What you should do: Go through the lines below and copy each one that holds the string "Deliverables".
****************
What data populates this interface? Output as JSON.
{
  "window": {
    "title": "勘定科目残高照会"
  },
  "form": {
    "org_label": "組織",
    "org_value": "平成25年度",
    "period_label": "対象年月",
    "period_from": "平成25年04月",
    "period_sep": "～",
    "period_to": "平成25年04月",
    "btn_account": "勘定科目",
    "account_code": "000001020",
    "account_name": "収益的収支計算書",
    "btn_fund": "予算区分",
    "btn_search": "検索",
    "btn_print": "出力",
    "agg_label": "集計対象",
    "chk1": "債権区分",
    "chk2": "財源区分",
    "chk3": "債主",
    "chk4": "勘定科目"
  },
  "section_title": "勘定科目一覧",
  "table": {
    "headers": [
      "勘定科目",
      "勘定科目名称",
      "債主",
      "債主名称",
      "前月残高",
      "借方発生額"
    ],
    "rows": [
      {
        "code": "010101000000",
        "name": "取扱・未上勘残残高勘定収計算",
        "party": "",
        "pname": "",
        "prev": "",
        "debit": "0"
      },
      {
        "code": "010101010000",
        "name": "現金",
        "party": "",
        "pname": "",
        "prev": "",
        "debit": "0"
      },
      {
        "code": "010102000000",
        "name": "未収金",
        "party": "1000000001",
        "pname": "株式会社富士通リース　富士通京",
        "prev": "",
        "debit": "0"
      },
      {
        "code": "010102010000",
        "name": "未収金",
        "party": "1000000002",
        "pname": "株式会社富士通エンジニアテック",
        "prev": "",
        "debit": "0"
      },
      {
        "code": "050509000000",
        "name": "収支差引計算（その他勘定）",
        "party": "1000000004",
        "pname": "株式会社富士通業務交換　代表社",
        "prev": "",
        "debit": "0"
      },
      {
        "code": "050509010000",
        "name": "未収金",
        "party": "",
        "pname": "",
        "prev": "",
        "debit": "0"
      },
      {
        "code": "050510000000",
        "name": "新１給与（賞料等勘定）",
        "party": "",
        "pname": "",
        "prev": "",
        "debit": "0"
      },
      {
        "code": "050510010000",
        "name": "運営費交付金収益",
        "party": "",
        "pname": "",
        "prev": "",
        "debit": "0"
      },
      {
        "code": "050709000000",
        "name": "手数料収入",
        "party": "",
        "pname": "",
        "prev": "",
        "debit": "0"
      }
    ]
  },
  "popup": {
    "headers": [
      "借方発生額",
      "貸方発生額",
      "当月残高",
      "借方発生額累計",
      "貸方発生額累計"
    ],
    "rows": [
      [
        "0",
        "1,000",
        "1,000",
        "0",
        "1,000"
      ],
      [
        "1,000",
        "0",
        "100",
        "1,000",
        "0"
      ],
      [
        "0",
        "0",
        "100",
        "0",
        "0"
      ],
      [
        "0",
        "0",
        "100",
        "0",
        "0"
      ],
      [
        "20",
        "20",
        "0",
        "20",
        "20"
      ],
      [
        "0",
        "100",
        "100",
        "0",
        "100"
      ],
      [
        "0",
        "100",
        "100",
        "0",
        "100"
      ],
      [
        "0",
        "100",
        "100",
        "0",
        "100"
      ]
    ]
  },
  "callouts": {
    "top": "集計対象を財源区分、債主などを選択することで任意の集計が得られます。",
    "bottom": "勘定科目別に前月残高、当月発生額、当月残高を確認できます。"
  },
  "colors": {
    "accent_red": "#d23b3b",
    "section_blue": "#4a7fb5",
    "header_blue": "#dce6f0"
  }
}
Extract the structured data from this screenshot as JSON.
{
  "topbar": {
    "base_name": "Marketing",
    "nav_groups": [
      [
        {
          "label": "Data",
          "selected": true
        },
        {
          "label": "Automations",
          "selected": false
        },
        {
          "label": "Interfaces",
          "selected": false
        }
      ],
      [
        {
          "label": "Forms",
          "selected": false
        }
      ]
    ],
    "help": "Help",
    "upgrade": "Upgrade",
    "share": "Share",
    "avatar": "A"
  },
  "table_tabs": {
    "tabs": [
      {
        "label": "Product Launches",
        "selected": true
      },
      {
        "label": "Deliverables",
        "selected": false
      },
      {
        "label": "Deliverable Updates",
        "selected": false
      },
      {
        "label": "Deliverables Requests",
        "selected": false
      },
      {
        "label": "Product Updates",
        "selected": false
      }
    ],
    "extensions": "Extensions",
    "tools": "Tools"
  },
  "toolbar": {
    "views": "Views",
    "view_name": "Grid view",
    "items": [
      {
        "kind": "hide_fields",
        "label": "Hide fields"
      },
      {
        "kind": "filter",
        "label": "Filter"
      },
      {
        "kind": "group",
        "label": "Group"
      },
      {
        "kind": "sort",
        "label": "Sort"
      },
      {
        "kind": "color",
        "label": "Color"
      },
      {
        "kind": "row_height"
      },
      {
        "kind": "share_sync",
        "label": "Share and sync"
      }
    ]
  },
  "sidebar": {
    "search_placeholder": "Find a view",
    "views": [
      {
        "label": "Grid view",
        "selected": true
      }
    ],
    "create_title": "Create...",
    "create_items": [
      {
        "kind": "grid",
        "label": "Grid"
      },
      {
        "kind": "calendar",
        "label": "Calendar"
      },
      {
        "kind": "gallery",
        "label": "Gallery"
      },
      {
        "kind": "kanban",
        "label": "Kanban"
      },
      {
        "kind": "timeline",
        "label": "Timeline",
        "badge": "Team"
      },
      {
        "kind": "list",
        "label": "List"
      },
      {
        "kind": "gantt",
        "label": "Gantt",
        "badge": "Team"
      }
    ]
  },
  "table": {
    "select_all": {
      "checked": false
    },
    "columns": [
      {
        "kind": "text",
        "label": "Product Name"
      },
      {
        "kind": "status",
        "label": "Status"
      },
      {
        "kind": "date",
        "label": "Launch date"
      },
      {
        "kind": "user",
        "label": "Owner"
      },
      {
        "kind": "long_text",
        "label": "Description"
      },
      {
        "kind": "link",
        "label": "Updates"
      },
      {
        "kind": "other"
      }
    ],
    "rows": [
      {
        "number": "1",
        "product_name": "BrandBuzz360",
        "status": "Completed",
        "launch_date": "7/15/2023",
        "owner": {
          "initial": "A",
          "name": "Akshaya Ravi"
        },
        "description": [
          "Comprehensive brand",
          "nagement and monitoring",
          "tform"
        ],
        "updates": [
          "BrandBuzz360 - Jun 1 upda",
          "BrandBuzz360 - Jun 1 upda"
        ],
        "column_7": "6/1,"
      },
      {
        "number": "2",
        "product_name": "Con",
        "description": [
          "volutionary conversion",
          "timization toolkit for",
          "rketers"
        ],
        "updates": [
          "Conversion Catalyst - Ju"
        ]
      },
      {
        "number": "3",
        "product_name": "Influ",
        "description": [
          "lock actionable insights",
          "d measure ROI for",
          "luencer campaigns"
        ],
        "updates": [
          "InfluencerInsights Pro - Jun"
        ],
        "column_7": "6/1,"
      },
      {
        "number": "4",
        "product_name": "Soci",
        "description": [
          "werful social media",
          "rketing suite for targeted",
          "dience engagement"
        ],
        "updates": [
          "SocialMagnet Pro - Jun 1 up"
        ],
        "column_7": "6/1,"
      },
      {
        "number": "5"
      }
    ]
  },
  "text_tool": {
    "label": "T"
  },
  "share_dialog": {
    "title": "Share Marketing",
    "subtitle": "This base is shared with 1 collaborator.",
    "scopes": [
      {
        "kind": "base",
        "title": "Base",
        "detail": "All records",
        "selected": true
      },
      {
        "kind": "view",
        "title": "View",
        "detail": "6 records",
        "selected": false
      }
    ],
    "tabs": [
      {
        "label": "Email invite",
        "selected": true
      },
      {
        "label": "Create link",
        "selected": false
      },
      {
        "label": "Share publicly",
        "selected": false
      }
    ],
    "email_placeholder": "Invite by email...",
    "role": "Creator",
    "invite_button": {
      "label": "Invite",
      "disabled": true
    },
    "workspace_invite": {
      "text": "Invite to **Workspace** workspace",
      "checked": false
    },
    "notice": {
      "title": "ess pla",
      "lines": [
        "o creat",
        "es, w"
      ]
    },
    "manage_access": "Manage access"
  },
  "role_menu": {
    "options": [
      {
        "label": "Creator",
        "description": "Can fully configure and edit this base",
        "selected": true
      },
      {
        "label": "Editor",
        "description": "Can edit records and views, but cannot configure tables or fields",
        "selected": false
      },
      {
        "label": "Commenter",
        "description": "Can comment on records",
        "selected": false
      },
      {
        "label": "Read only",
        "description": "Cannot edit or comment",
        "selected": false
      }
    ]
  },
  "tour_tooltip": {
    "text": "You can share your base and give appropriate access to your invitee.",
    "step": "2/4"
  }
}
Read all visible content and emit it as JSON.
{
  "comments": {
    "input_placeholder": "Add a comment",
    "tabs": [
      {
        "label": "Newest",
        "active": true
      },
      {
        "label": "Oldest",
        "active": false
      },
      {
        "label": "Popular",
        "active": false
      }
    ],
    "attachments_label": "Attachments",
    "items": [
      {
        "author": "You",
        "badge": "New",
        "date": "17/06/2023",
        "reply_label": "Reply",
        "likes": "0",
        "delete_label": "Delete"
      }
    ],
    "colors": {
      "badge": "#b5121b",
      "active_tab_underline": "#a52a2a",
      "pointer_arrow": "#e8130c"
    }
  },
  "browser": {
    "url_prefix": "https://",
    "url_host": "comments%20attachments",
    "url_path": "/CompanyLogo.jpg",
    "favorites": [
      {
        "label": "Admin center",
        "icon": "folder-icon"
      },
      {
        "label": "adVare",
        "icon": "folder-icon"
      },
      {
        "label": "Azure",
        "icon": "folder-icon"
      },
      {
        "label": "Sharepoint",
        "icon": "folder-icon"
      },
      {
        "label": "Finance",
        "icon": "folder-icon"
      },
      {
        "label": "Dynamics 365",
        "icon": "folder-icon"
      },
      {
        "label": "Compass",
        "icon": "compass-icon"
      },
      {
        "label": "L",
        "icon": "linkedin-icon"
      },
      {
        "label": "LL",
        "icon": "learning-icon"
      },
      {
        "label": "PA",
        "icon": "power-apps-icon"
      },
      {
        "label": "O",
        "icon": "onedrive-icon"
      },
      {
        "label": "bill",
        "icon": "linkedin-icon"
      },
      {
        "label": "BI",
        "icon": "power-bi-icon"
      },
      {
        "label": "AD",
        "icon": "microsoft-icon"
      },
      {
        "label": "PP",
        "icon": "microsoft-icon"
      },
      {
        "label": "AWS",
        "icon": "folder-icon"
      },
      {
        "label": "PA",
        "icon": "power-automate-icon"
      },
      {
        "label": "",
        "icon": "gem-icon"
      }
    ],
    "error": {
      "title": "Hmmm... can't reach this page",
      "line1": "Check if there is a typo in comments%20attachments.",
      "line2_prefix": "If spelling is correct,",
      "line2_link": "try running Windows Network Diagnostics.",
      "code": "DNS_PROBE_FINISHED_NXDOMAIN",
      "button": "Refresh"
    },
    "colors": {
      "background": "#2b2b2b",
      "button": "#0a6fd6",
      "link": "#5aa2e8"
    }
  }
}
****************
Result for this exercise:
        "label": "Deliverables",
        "label": "Deliverables Requests",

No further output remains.